Dataset items
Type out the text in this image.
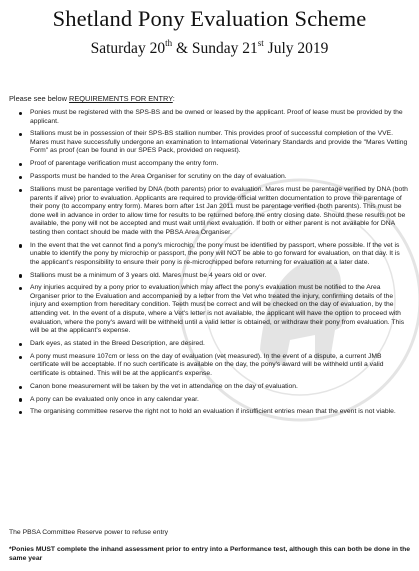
Shetland Pony Evaluation Scheme
Saturday 20th & Sunday 21st July 2019
Please see below REQUIREMENTS FOR ENTRY:
Ponies must be registered with the SPS-BS and be owned or leased by the applicant. Proof of lease must be provided by the applicant.
Stallions must be in possession of their SPS-BS stallion number. This provides proof of successful completion of the VVE. Mares must have successfully undergone an examination to International Veterinary Standards and provide the "Mares Vetting Form" as proof (can be found in our SPES Pack, provided on request).
Proof of parentage verification must accompany the entry form.
Passports must be handed to the Area Organiser for scrutiny on the day of evaluation.
Stallions must be parentage verified by DNA (both parents) prior to evaluation. Mares must be parentage verified by DNA (both parents if alive) prior to evaluation. Applicants are required to provide official written documentation to prove the parentage of their pony (to accompany entry form). Mares born after 1st Jan 2011 must be parentage verified (both parents). This must be done well in advance in order to allow time for results to be returned before the entry closing date. Should these results not be available, the pony will not be accepted and must wait until next evaluation. If both or either parent is not available for DNA testing then contact should be made with the PBSA Area Organiser.
In the event that the vet cannot find a pony's microchip, the pony must be identified by passport, where possible. If the vet is unable to identify the pony by microchip or passport, the pony will NOT be able to go forward for evaluation, on that day. It is the applicant's responsibility to ensure their pony is re-microchipped before returning for evaluation at a later date.
Stallions must be a minimum of 3 years old. Mares must be 4 years old or over.
Any injuries acquired by a pony prior to evaluation which may affect the pony's evaluation must be notified to the Area Organiser prior to the Evaluation and accompanied by a letter from the Vet who treated the injury, confirming details of the injury and exemption from hereditary condition. Teeth must be correct and will be checked on the day of evaluation, by the attending vet. In the event of a dispute, where a Vet's letter is not available, the applicant will have the option to proceed with evaluation, where the pony's award will be withheld until a valid letter is obtained, or withdraw their pony from evaluation. This will be at the applicant's expense.
Dark eyes, as stated in the Breed Description, are desired.
A pony must measure 107cm or less on the day of evaluation (vet measured). In the event of a dispute, a current JMB certificate will be acceptable. If no such certificate is available on the day, the pony's award will be withheld until a valid certificate is obtained. This will be at the applicant's expense.
Canon bone measurement will be taken by the vet in attendance on the day of evaluation.
A pony can be evaluated only once in any calendar year.
The organising committee reserve the right not to hold an evaluation if insufficient entries mean that the event is not viable.
The PBSA Committee Reserve power to refuse entry
*Ponies MUST complete the inhand assessment prior to entry into a Performance test, although this can both be done in the same year
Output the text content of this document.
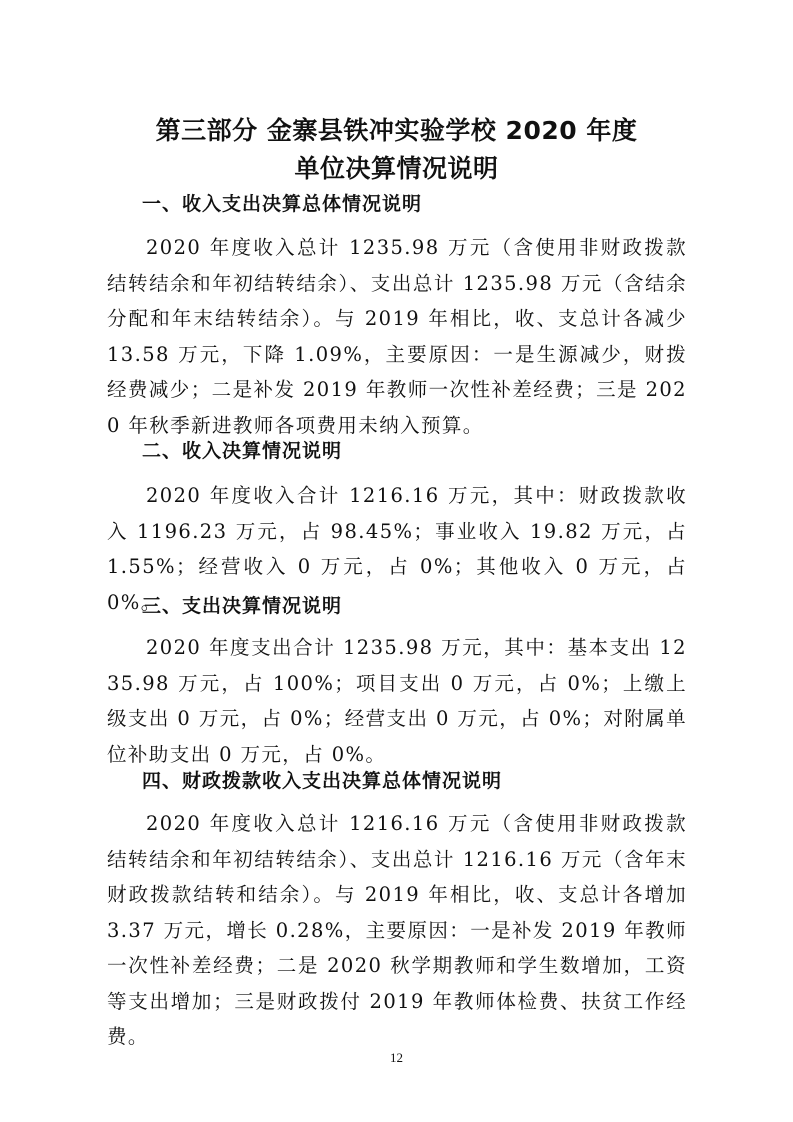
第三部分 金寨县铁冲实验学校 2020 年度
单位决算情况说明
一、收入支出决算总体情况说明
2020 年度收入总计 1235.98 万元（含使用非财政拨款结转结余和年初结转结余）、支出总计 1235.98 万元（含结余分配和年末结转结余）。与 2019 年相比，收、支总计各减少 13.58 万元，下降 1.09%，主要原因：一是生源减少，财拨经费减少；二是补发 2019 年教师一次性补差经费；三是 2020 年秋季新进教师各项费用未纳入预算。
二、收入决算情况说明
2020 年度收入合计 1216.16 万元，其中：财政拨款收入 1196.23 万元，占 98.45%；事业收入 19.82 万元，占 1.55%；经营收入 0 万元，占 0%；其他收入 0 万元，占 0%。
三、支出决算情况说明
2020 年度支出合计 1235.98 万元，其中：基本支出 1235.98 万元，占 100%；项目支出 0 万元，占 0%；上缴上级支出 0 万元，占 0%；经营支出 0 万元，占 0%；对附属单位补助支出 0 万元，占 0%。
四、财政拨款收入支出决算总体情况说明
2020 年度收入总计 1216.16 万元（含使用非财政拨款结转结余和年初结转结余）、支出总计 1216.16 万元（含年末财政拨款结转和结余）。与 2019 年相比，收、支总计各增加 3.37 万元，增长 0.28%，主要原因：一是补发 2019 年教师一次性补差经费；二是 2020 秋学期教师和学生数增加，工资等支出增加；三是财政拨付 2019 年教师体检费、扶贫工作经费。
12
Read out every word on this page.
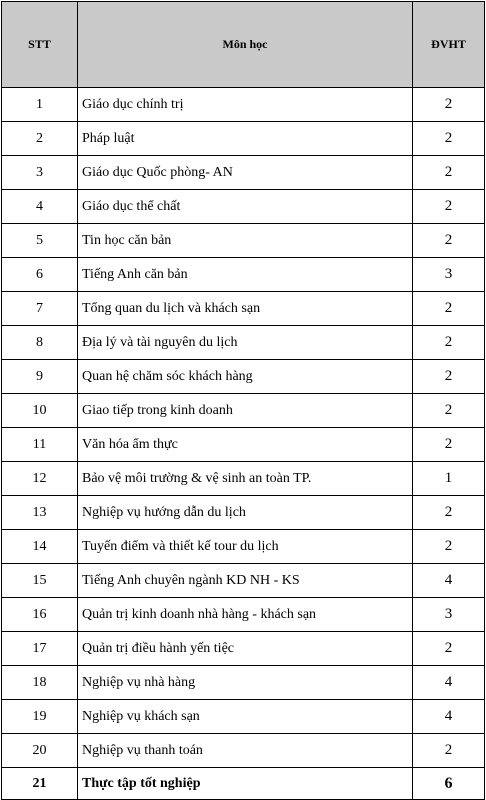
STT	Môn học	ĐVHT
1	Giáo dục chính trị	2
2	Pháp luật	2
3	Giáo dục Quốc phòng- AN	2
4	Giáo dục thể chất	2
5	Tin học căn bản	2
6	Tiếng Anh căn bản	3
7	Tổng quan du lịch và khách sạn	2
8	Địa lý và tài nguyên du lịch	2
9	Quan hệ chăm sóc khách hàng	2
10	Giao tiếp trong kinh doanh	2
11	Văn hóa ẩm thực	2
12	Bảo vệ môi trường & vệ sinh an toàn TP.	1
13	Nghiệp vụ hướng dẫn du lịch	2
14	Tuyến điểm và thiết kế tour du lịch	2
15	Tiếng Anh chuyên ngành KD NH - KS	4
16	Quản trị kinh doanh nhà hàng - khách sạn	3
17	Quản trị điều hành yến tiệc	2
18	Nghiệp vụ nhà hàng	4
19	Nghiệp vụ khách sạn	4
20	Nghiệp vụ thanh toán	2
21	Thực tập tốt nghiệp	6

THE EXERCISE:
Repeat the material above verbatim, with no pictures in the output.

SOLUTION TO THIS TASK:
Type out the text in this image.
Shetland Pony Evaluation Scheme
Saturday 20th & Sunday 21st July 2019
Please see below REQUIREMENTS FOR ENTRY:
Ponies must be registered with the SPS-BS and be owned or leased by the applicant. Proof of lease must be provided by the applicant.
Stallions must be in possession of their SPS-BS stallion number. This provides proof of successful completion of the VVE. Mares must have successfully undergone an examination to International Veterinary Standards and provide the "Mares Vetting Form" as proof (can be found in our SPES Pack, provided on request).
Proof of parentage verification must accompany the entry form.
Passports must be handed to the Area Organiser for scrutiny on the day of evaluation.
Stallions must be parentage verified by DNA (both parents) prior to evaluation. Mares must be parentage verified by DNA (both parents if alive) prior to evaluation. Applicants are required to provide official written documentation to prove the parentage of their pony (to accompany entry form). Mares born after 1st Jan 2011 must be parentage verified (both parents). This must be done well in advance in order to allow time for results to be returned before the entry closing date. Should these results not be available, the pony will not be accepted and must wait until next evaluation. If both or either parent is not available for DNA testing then contact should be made with the PBSA Area Organiser.
In the event that the vet cannot find a pony's microchip, the pony must be identified by passport, where possible. If the vet is unable to identify the pony by microchip or passport, the pony will NOT be able to go forward for evaluation, on that day. It is the applicant's responsibility to ensure their pony is re-microchipped before returning for evaluation at a later date.
Stallions must be a minimum of 3 years old. Mares must be 4 years old or over.
Any injuries acquired by a pony prior to evaluation which may affect the pony's evaluation must be notified to the Area Organiser prior to the Evaluation and accompanied by a letter from the Vet who treated the injury, confirming details of the injury and exemption from hereditary condition. Teeth must be correct and will be checked on the day of evaluation, by the attending vet. In the event of a dispute, where a Vet's letter is not available, the applicant will have the option to proceed with evaluation, where the pony's award will be withheld until a valid letter is obtained, or withdraw their pony from evaluation. This will be at the applicant's expense.
Dark eyes, as stated in the Breed Description, are desired.
A pony must measure 107cm or less on the day of evaluation (vet measured). In the event of a dispute, a current JMB certificate will be acceptable. If no such certificate is available on the day, the pony's award will be withheld until a valid certificate is obtained. This will be at the applicant's expense.
Canon bone measurement will be taken by the vet in attendance on the day of evaluation.
A pony can be evaluated only once in any calendar year.
The organising committee reserve the right not to hold an evaluation if insufficient entries mean that the event is not viable.
The PBSA Committee Reserve power to refuse entry
*Ponies MUST complete the inhand assessment prior to entry into a Performance test, although this can both be done in the same year
Output the text content of this document.
第三部分 金寨县铁冲实验学校 2020 年度
单位决算情况说明
一、收入支出决算总体情况说明
2020 年度收入总计 1235.98 万元（含使用非财政拨款结转结余和年初结转结余）、支出总计 1235.98 万元（含结余分配和年末结转结余）。与 2019 年相比，收、支总计各减少 13.58 万元，下降 1.09%，主要原因：一是生源减少，财拨经费减少；二是补发 2019 年教师一次性补差经费；三是 2020 年秋季新进教师各项费用未纳入预算。
二、收入决算情况说明
2020 年度收入合计 1216.16 万元，其中：财政拨款收入 1196.23 万元，占 98.45%；事业收入 19.82 万元，占 1.55%；经营收入 0 万元，占 0%；其他收入 0 万元，占 0%。
三、支出决算情况说明
2020 年度支出合计 1235.98 万元，其中：基本支出 1235.98 万元，占 100%；项目支出 0 万元，占 0%；上缴上级支出 0 万元，占 0%；经营支出 0 万元，占 0%；对附属单位补助支出 0 万元，占 0%。
四、财政拨款收入支出决算总体情况说明
2020 年度收入总计 1216.16 万元（含使用非财政拨款结转结余和年初结转结余）、支出总计 1216.16 万元（含年末财政拨款结转和结余）。与 2019 年相比，收、支总计各增加 3.37 万元，增长 0.28%，主要原因：一是补发 2019 年教师一次性补差经费；二是 2020 秋学期教师和学生数增加，工资等支出增加；三是财政拨付 2019 年教师体检费、扶贫工作经费。
12
Read out every word on this page.
STT	Môn học	ĐVHT
1	Giáo dục chính trị	2
2	Pháp luật	2
3	Giáo dục Quốc phòng- AN	2
4	Giáo dục thể chất	2
5	Tin học căn bản	2
6	Tiếng Anh căn bản	3
7	Tổng quan du lịch và khách sạn	2
8	Địa lý và tài nguyên du lịch	2
9	Quan hệ chăm sóc khách hàng	2
10	Giao tiếp trong kinh doanh	2
11	Văn hóa ẩm thực	2
12	Bảo vệ môi trường & vệ sinh an toàn TP.	1
13	Nghiệp vụ hướng dẫn du lịch	2
14	Tuyến điểm và thiết kế tour du lịch	2
15	Tiếng Anh chuyên ngành KD NH - KS	4
16	Quản trị kinh doanh nhà hàng - khách sạn	3
17	Quản trị điều hành yến tiệc	2
18	Nghiệp vụ nhà hàng	4
19	Nghiệp vụ khách sạn	4
20	Nghiệp vụ thanh toán	2
21	Thực tập tốt nghiệp	6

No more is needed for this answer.